### INPUT MATERIAL

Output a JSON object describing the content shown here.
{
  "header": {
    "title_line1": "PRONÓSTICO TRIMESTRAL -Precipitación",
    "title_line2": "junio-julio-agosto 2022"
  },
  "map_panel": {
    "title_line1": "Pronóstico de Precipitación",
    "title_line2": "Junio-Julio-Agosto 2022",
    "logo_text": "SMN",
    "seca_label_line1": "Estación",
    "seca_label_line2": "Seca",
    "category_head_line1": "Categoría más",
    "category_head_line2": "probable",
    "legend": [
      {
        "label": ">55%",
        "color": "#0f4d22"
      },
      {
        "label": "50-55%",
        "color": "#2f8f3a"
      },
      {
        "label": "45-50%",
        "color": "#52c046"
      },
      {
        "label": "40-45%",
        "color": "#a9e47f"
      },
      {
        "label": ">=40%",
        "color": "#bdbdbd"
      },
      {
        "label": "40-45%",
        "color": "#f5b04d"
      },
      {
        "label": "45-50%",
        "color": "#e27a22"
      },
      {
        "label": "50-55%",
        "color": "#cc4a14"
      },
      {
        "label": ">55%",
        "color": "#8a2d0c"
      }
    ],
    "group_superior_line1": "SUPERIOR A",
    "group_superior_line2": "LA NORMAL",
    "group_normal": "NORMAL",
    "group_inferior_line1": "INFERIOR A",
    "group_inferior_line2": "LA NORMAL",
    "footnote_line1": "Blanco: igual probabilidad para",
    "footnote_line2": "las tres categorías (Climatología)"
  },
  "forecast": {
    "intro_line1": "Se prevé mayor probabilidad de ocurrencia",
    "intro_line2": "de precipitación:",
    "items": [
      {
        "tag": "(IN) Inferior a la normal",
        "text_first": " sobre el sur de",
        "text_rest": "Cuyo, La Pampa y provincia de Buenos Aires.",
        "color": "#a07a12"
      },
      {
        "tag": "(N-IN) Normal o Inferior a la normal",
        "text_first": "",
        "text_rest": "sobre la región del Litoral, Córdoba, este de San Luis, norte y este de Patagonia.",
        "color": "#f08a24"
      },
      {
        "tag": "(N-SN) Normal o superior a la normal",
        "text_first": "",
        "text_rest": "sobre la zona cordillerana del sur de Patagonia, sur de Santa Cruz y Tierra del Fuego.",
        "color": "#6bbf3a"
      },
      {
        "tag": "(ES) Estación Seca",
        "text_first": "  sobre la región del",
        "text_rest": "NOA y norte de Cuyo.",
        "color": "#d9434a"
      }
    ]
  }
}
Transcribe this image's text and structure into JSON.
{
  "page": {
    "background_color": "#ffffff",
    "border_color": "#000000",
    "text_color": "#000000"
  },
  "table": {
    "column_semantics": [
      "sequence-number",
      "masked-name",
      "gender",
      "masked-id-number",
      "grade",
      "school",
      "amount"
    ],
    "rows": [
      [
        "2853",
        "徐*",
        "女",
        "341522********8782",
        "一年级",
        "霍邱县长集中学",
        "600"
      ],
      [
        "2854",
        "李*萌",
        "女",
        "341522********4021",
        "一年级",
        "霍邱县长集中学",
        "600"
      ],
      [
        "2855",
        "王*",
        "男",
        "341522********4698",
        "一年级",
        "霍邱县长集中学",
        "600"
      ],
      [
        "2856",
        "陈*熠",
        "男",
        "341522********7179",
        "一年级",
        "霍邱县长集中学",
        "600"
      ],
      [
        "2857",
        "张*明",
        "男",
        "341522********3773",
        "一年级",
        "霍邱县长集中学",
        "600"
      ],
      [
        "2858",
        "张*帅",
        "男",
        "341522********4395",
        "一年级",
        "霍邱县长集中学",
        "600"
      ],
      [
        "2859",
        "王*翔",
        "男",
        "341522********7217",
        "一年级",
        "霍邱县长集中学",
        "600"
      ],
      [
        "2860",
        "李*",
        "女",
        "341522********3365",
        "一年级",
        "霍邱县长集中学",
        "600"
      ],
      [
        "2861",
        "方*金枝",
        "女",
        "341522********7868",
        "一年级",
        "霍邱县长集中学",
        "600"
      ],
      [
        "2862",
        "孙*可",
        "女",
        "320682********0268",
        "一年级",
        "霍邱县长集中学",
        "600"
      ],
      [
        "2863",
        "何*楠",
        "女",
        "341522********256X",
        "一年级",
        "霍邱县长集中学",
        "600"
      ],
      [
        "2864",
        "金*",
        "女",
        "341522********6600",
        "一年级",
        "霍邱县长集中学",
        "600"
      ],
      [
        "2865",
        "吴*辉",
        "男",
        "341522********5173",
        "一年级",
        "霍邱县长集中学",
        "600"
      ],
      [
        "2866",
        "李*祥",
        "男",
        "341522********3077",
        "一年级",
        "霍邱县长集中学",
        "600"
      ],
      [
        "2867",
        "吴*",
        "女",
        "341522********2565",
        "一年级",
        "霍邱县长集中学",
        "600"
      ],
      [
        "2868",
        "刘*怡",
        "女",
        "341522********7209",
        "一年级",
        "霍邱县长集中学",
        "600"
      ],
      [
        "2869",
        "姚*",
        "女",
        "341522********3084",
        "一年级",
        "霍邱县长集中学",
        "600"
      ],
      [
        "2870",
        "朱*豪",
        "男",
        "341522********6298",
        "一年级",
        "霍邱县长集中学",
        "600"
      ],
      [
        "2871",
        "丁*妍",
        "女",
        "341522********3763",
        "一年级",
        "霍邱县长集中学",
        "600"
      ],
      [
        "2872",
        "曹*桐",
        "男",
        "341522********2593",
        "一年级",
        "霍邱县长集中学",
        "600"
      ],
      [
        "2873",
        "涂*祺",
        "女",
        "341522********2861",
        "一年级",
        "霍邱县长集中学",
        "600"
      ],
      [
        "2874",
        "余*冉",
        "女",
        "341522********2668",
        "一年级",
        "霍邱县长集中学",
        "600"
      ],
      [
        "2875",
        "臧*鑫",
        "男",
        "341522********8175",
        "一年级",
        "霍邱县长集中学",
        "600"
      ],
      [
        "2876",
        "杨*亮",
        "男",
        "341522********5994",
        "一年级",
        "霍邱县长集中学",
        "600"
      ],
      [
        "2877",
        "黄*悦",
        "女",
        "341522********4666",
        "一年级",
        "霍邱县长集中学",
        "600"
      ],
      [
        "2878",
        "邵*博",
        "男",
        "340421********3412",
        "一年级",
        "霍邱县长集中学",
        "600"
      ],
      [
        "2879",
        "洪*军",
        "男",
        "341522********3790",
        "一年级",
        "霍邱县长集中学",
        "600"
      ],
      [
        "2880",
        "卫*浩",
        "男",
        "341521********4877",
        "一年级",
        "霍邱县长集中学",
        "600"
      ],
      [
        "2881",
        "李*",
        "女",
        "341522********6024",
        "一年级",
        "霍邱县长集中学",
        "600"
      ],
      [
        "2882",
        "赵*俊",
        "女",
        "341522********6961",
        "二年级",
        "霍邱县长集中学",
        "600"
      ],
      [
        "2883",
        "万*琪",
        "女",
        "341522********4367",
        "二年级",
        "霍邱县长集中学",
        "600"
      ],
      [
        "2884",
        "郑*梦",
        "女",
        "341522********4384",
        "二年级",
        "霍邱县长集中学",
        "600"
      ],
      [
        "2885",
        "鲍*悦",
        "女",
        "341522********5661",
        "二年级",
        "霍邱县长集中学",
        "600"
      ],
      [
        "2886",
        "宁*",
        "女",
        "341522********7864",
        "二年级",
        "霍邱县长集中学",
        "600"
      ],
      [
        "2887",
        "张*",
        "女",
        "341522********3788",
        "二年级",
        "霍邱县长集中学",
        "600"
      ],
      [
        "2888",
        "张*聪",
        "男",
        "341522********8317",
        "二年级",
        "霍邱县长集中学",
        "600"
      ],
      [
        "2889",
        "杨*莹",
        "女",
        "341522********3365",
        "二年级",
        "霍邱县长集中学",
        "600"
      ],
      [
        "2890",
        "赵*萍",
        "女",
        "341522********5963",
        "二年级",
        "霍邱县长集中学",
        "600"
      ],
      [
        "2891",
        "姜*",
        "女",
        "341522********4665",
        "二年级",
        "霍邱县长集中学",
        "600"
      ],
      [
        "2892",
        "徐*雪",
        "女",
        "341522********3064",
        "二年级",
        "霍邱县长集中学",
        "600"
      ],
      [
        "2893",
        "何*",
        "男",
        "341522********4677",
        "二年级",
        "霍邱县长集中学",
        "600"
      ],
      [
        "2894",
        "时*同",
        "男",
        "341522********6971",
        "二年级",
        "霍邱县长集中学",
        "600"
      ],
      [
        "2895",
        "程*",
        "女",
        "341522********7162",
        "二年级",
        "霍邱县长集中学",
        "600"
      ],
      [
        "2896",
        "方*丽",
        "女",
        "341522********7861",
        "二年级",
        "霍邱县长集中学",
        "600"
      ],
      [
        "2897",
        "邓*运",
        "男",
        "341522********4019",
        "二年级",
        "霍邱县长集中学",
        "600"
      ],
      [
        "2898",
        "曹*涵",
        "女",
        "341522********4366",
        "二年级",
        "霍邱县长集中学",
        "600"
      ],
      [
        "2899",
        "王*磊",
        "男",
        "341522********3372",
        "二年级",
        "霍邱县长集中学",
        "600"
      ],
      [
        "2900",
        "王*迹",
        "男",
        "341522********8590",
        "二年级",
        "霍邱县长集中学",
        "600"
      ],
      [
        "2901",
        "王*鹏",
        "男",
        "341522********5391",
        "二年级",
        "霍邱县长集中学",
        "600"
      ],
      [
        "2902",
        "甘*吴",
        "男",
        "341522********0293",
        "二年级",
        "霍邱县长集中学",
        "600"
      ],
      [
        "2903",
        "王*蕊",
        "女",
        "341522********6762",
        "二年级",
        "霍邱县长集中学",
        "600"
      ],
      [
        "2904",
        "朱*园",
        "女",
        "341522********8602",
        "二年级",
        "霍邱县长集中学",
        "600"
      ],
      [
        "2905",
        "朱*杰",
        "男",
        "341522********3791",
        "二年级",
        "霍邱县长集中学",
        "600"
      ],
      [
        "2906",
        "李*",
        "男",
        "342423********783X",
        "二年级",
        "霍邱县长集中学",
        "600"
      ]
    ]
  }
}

### OBJECTIVE
Of the lines in this listing, how many contain "sobre"? Reply with the number and nothing more.

### EXPECTED ANSWER
4